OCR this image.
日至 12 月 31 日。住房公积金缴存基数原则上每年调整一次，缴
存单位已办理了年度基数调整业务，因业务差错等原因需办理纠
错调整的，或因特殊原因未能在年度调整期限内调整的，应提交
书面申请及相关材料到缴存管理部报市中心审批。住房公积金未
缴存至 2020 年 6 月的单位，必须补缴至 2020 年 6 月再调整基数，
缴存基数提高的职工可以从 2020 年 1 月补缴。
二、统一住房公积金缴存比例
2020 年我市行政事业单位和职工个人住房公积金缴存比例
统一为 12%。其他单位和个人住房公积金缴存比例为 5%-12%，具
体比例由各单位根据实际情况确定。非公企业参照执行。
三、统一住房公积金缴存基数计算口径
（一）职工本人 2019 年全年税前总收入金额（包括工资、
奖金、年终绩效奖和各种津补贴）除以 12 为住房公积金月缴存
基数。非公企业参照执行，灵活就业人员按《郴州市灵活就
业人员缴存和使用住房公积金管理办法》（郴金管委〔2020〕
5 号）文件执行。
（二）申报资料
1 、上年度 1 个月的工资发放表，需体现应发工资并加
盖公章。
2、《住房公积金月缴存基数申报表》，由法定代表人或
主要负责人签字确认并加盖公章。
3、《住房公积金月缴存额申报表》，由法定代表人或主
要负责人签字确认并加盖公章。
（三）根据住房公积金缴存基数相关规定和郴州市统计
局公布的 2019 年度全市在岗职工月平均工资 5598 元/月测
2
============================================================
Type the whole listing again, unaltered.

Full output:
OCR this image.
日至 12 月 31 日。住房公积金缴存基数原则上每年调整一次，缴
存单位已办理了年度基数调整业务，因业务差错等原因需办理纠
错调整的，或因特殊原因未能在年度调整期限内调整的，应提交
书面申请及相关材料到缴存管理部报市中心审批。住房公积金未
缴存至 2020 年 6 月的单位，必须补缴至 2020 年 6 月再调整基数，
缴存基数提高的职工可以从 2020 年 1 月补缴。
二、统一住房公积金缴存比例
2020 年我市行政事业单位和职工个人住房公积金缴存比例
统一为 12%。其他单位和个人住房公积金缴存比例为 5%-12%，具
体比例由各单位根据实际情况确定。非公企业参照执行。
三、统一住房公积金缴存基数计算口径
（一）职工本人 2019 年全年税前总收入金额（包括工资、
奖金、年终绩效奖和各种津补贴）除以 12 为住房公积金月缴存
基数。非公企业参照执行，灵活就业人员按《郴州市灵活就
业人员缴存和使用住房公积金管理办法》（郴金管委〔2020〕
5 号）文件执行。
（二）申报资料
1 、上年度 1 个月的工资发放表，需体现应发工资并加
盖公章。
2、《住房公积金月缴存基数申报表》，由法定代表人或
主要负责人签字确认并加盖公章。
3、《住房公积金月缴存额申报表》，由法定代表人或主
要负责人签字确认并加盖公章。
（三）根据住房公积金缴存基数相关规定和郴州市统计
局公布的 2019 年度全市在岗职工月平均工资 5598 元/月测
2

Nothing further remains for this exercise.